» Stated task
From the entries below, pull out each line where "emit" appears.

Records excerpted from a collection
━━━━━━━━━━━━━━━━
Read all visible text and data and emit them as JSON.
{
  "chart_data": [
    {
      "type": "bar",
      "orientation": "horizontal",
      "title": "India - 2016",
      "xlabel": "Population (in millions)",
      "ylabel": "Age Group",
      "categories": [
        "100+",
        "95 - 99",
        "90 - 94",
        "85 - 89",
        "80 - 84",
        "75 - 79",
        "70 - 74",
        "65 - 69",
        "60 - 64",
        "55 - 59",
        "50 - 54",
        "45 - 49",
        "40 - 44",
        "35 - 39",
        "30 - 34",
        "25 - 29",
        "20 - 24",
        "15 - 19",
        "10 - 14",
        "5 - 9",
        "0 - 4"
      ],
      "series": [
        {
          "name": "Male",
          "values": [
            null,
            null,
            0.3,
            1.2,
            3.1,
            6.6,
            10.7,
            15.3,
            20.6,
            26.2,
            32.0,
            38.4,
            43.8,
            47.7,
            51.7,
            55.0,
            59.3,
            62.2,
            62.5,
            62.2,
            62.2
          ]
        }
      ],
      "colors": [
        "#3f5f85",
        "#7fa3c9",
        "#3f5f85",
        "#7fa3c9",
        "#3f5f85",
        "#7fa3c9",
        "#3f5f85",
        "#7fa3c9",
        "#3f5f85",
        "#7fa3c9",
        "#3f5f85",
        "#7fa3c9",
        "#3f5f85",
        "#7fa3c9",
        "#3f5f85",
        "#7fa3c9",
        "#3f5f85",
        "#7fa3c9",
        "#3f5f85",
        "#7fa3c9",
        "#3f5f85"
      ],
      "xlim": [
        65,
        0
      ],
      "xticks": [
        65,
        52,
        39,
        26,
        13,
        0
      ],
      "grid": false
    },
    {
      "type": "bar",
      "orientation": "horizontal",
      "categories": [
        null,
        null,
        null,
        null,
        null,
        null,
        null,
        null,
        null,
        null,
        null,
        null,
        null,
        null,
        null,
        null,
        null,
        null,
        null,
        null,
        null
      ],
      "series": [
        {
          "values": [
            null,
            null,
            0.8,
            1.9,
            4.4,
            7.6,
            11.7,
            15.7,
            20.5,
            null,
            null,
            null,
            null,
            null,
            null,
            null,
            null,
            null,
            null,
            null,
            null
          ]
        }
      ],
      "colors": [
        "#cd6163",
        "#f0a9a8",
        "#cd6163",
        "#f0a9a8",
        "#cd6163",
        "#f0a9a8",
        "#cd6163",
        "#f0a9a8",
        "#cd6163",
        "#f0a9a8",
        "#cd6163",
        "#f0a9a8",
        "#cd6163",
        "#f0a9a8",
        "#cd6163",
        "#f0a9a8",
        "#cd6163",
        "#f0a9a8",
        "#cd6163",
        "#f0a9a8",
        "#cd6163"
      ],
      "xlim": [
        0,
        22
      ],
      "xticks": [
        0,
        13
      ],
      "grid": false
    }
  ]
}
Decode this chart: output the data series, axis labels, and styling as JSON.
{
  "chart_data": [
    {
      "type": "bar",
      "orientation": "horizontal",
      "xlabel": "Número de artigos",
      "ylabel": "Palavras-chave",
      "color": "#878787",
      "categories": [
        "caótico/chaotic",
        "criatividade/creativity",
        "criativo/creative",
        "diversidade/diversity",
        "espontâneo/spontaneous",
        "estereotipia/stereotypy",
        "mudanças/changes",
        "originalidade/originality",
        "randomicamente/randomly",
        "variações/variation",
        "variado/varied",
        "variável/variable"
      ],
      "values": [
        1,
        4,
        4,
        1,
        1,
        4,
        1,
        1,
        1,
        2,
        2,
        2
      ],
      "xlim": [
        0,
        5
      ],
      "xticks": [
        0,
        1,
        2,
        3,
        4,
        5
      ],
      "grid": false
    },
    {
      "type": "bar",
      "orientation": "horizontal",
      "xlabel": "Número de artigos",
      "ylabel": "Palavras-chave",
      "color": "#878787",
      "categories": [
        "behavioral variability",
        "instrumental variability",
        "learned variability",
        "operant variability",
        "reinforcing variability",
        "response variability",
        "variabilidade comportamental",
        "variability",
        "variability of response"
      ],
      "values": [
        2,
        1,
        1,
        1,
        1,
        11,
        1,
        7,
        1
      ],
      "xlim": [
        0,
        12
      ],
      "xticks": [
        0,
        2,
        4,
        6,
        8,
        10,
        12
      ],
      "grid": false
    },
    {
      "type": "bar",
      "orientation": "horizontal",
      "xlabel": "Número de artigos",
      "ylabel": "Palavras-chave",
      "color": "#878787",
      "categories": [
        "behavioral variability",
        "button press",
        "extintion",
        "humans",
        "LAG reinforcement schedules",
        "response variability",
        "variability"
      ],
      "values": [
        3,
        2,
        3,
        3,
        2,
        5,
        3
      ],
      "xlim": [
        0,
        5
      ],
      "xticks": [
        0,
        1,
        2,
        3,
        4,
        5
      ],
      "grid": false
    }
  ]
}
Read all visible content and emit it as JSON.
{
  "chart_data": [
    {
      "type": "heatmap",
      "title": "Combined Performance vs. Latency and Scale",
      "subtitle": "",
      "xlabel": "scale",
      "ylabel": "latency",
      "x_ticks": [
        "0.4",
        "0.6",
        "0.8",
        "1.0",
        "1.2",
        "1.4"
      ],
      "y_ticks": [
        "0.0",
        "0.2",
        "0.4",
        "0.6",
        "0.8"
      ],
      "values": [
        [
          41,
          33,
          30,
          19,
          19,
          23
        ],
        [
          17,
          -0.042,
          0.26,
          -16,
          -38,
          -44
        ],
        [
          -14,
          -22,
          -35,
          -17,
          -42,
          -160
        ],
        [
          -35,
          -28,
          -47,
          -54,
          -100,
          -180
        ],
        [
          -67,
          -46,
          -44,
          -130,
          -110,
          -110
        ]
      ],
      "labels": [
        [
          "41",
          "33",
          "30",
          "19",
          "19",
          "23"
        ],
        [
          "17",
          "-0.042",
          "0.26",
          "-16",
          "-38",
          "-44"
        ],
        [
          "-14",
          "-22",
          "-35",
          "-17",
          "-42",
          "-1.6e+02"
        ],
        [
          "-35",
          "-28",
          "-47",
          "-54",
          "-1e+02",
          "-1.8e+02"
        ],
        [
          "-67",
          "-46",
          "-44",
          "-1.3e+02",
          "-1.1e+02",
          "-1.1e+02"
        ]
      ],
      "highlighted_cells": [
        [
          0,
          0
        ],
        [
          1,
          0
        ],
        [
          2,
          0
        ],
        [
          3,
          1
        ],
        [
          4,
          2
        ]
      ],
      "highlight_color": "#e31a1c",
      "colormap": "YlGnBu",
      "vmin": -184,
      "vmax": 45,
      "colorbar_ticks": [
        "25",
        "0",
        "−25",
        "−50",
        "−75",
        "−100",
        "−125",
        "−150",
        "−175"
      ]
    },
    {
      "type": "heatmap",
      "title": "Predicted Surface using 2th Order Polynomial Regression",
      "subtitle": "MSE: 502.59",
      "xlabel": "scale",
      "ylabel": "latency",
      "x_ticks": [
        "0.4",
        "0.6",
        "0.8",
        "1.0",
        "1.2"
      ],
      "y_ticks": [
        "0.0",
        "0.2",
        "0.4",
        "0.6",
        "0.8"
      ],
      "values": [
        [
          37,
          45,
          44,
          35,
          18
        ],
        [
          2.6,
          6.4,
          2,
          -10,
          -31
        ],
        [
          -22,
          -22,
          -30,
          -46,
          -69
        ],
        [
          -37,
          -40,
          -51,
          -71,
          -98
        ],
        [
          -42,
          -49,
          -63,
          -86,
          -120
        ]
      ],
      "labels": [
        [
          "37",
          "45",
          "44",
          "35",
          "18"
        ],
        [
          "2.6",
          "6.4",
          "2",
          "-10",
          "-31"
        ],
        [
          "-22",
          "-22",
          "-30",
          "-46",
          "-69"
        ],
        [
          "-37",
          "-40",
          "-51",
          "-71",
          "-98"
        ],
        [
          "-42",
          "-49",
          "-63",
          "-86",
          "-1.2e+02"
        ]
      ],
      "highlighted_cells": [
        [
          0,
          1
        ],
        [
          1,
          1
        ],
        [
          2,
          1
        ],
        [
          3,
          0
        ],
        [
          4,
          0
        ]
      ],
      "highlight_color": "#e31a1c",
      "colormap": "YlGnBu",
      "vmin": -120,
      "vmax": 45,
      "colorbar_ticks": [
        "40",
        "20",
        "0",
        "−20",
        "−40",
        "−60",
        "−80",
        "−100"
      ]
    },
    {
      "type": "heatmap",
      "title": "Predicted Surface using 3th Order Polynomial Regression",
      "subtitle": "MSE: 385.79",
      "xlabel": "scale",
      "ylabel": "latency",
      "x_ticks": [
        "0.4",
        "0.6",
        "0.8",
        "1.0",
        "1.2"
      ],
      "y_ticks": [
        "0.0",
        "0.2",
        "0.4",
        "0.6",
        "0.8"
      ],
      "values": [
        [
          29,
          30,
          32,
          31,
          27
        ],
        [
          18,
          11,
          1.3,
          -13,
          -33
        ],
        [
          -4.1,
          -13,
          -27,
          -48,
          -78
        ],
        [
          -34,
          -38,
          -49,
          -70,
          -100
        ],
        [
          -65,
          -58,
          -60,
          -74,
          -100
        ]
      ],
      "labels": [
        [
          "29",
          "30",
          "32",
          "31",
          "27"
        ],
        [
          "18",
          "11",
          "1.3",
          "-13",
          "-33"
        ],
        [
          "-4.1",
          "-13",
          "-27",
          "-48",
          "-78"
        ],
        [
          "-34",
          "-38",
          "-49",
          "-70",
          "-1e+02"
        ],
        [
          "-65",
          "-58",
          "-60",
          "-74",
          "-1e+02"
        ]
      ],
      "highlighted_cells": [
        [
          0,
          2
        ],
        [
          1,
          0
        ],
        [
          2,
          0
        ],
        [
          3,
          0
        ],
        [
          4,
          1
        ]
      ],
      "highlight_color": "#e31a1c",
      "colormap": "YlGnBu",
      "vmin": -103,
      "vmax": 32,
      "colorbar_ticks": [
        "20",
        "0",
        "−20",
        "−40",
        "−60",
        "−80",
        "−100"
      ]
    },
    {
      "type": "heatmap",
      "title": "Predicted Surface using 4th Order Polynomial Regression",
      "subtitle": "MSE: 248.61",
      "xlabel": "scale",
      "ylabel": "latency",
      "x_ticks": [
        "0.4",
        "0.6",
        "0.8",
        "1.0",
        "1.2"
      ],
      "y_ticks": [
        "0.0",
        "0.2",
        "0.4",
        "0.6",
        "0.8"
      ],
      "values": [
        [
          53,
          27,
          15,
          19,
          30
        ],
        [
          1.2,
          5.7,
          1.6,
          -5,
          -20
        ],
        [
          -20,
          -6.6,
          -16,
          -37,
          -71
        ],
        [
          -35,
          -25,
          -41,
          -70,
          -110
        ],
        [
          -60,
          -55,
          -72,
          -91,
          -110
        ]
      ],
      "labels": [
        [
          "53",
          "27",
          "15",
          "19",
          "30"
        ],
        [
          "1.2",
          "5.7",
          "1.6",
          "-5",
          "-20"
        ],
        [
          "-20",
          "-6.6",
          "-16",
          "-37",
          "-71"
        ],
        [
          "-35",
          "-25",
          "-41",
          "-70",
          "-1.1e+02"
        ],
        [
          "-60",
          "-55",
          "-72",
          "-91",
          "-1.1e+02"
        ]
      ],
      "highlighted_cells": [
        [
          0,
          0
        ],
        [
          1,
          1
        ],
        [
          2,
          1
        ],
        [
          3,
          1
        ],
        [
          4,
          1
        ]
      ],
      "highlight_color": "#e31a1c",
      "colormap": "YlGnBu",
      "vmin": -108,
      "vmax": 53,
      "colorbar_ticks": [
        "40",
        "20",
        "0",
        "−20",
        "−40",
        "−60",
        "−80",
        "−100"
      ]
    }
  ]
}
━━━━━━━━━━━━━━━━
» Solution to the exercise
Read all visible text and data and emit them as JSON.
Read all visible content and emit it as JSON.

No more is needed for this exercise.